PROMPT
Locate all lines with the word "content" and copy them out.

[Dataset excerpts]
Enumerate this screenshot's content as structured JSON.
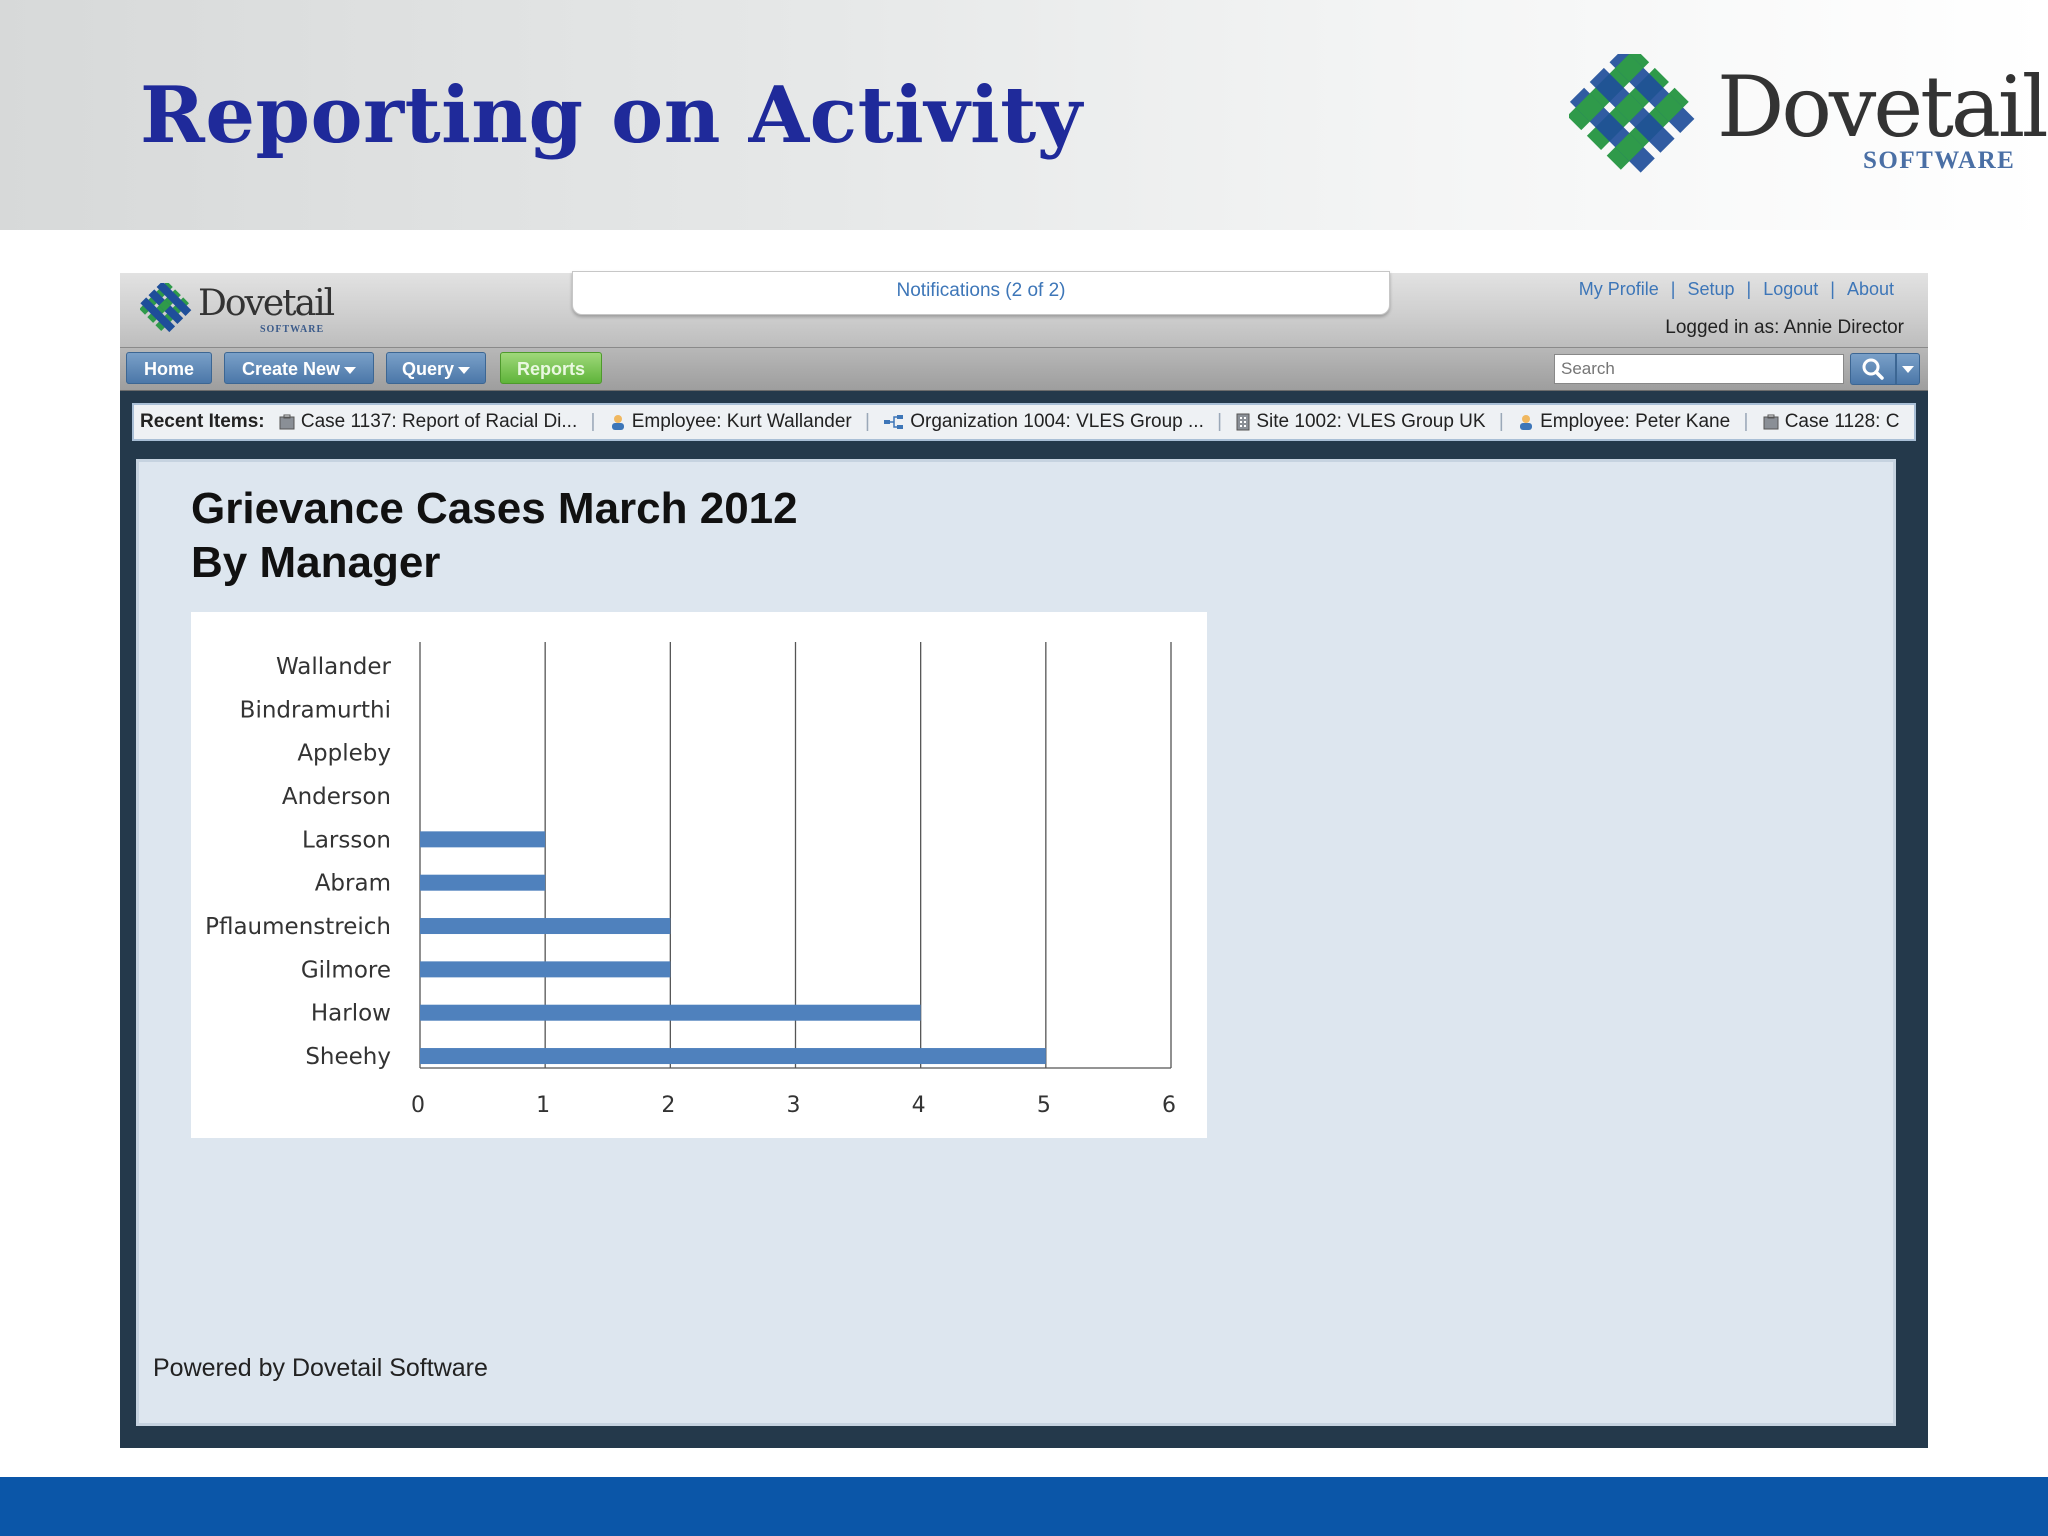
{
  "slide": {
    "title": "Reporting on Activity",
    "brand_name": "Dovetail",
    "brand_sub": "SOFTWARE",
    "colors": {
      "title": "#1f2a9a",
      "bottom_bar": "#0b56a8"
    }
  },
  "app": {
    "logo_name": "Dovetail",
    "logo_sub": "SOFTWARE",
    "notifications": "Notifications (2 of 2)",
    "top_links": [
      "My Profile",
      "Setup",
      "Logout",
      "About"
    ],
    "logged_in": "Logged in as: Annie Director",
    "nav": {
      "home": "Home",
      "create_new": "Create New",
      "query": "Query",
      "reports": "Reports"
    },
    "search": {
      "placeholder": "Search",
      "icon": "magnifier-icon"
    },
    "recent": {
      "label": "Recent Items:",
      "items": [
        {
          "icon": "case-icon",
          "text": "Case 1137: Report of Racial Di..."
        },
        {
          "icon": "employee-icon",
          "text": "Employee: Kurt Wallander"
        },
        {
          "icon": "organization-icon",
          "text": "Organization 1004: VLES Group ..."
        },
        {
          "icon": "site-icon",
          "text": "Site 1002: VLES Group UK"
        },
        {
          "icon": "employee-icon",
          "text": "Employee: Peter Kane"
        },
        {
          "icon": "case-icon",
          "text": "Case 1128: C"
        }
      ]
    },
    "report": {
      "title_line1": "Grievance Cases March 2012",
      "title_line2": "By Manager"
    },
    "powered_by": "Powered by Dovetail Software"
  },
  "chart_data": {
    "type": "bar",
    "orientation": "horizontal",
    "categories": [
      "Wallander",
      "Bindramurthi",
      "Appleby",
      "Anderson",
      "Larsson",
      "Abram",
      "Pflaumenstreich",
      "Gilmore",
      "Harlow",
      "Sheehy"
    ],
    "values": [
      0,
      0,
      0,
      0,
      1,
      1,
      2,
      2,
      4,
      5
    ],
    "xlim": [
      0,
      6
    ],
    "xticks": [
      0,
      1,
      2,
      3,
      4,
      5,
      6
    ],
    "grid": "vertical",
    "bar_color": "#4f81bd"
  }
}
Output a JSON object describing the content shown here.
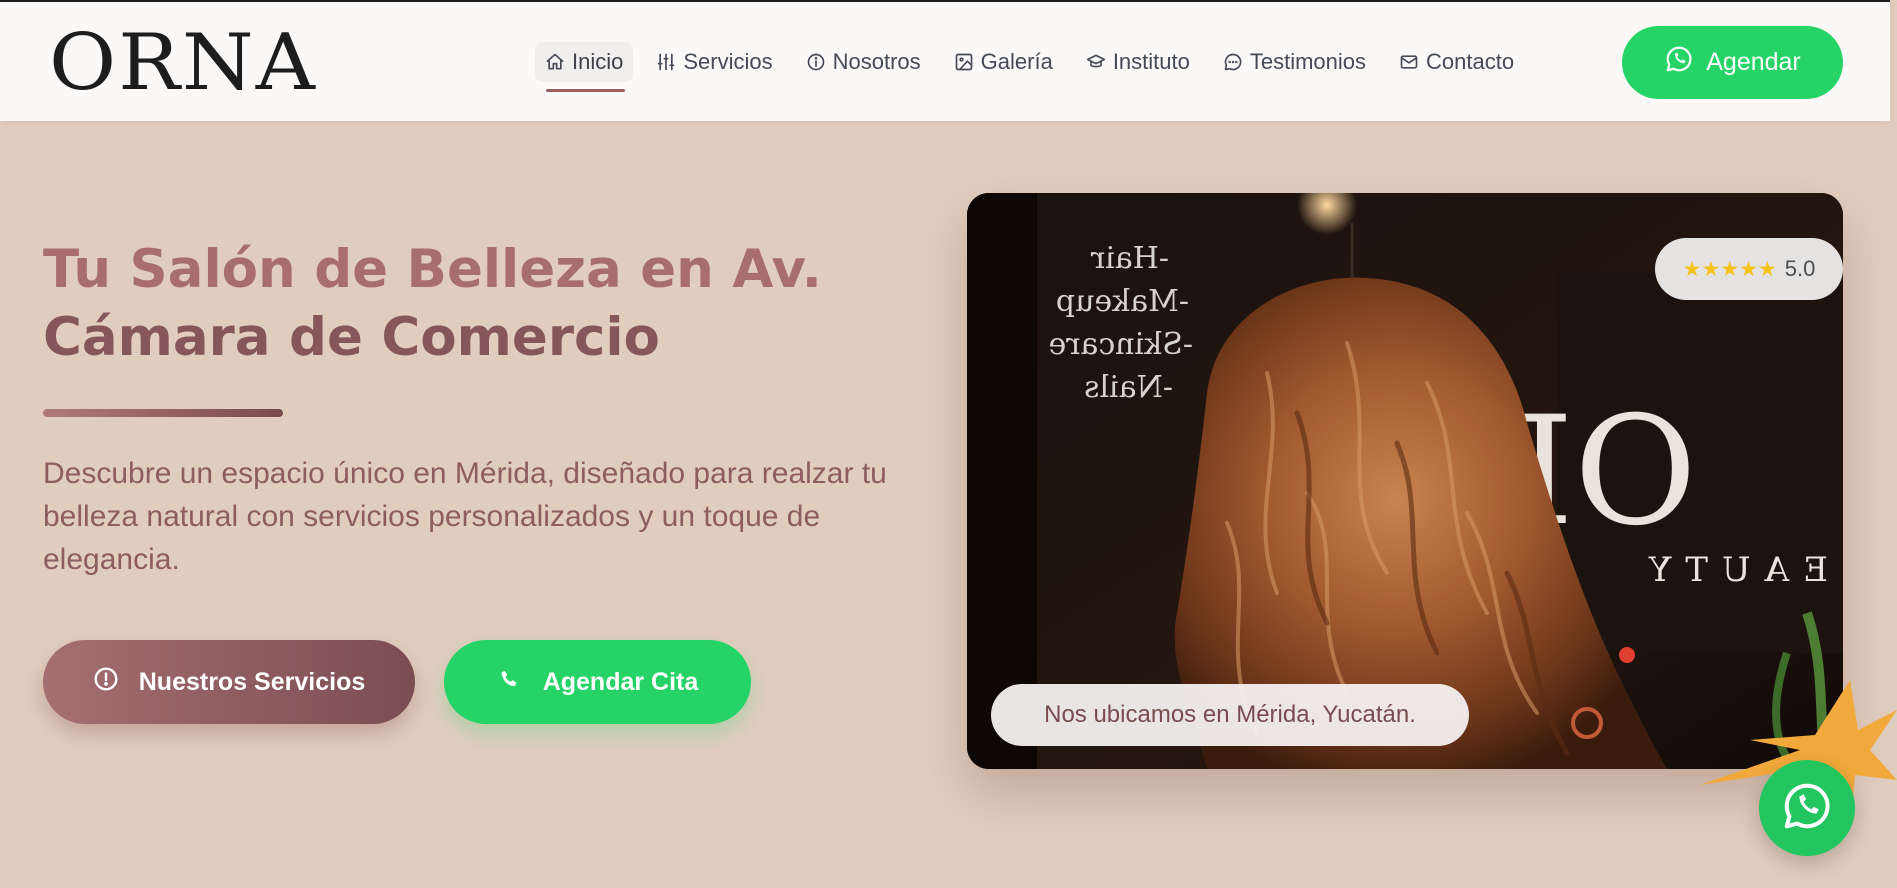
{
  "brand": {
    "logo": "ORNA"
  },
  "nav": {
    "items": [
      {
        "label": "Inicio",
        "icon": "home-icon"
      },
      {
        "label": "Servicios",
        "icon": "sliders-icon"
      },
      {
        "label": "Nosotros",
        "icon": "info-icon"
      },
      {
        "label": "Galería",
        "icon": "image-icon"
      },
      {
        "label": "Instituto",
        "icon": "graduation-cap-icon"
      },
      {
        "label": "Testimonios",
        "icon": "chat-bubble-icon"
      },
      {
        "label": "Contacto",
        "icon": "envelope-icon"
      }
    ],
    "cta_label": "Agendar",
    "active": "Inicio"
  },
  "hero": {
    "title_line1": "Tu Salón de Belleza en Av.",
    "title_line2": "Cámara de Comercio",
    "description": "Descubre un espacio único en Mérida, diseñado para realzar tu belleza natural con servicios personalizados y un toque de elegancia.",
    "primary_button": "Nuestros Servicios",
    "secondary_button": "Agendar Cita"
  },
  "photo": {
    "rating_stars": "★★★★★",
    "rating_value": "5.0",
    "location": "Nos ubicamos en Mérida, Yucatán.",
    "window_text": [
      "-Hair",
      "-Makeup",
      "-Skincare",
      "-Nails"
    ]
  },
  "colors": {
    "background": "#e1cdbe",
    "accent": "#a86e6e",
    "accent_dark": "#86565a",
    "whatsapp": "#25d366",
    "navbar": "#fbf9f8"
  }
}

SOLUTION FOR THIS TASK
Enumerate this screenshot's content as structured JSON.
Output a JSON object describing the content shown here.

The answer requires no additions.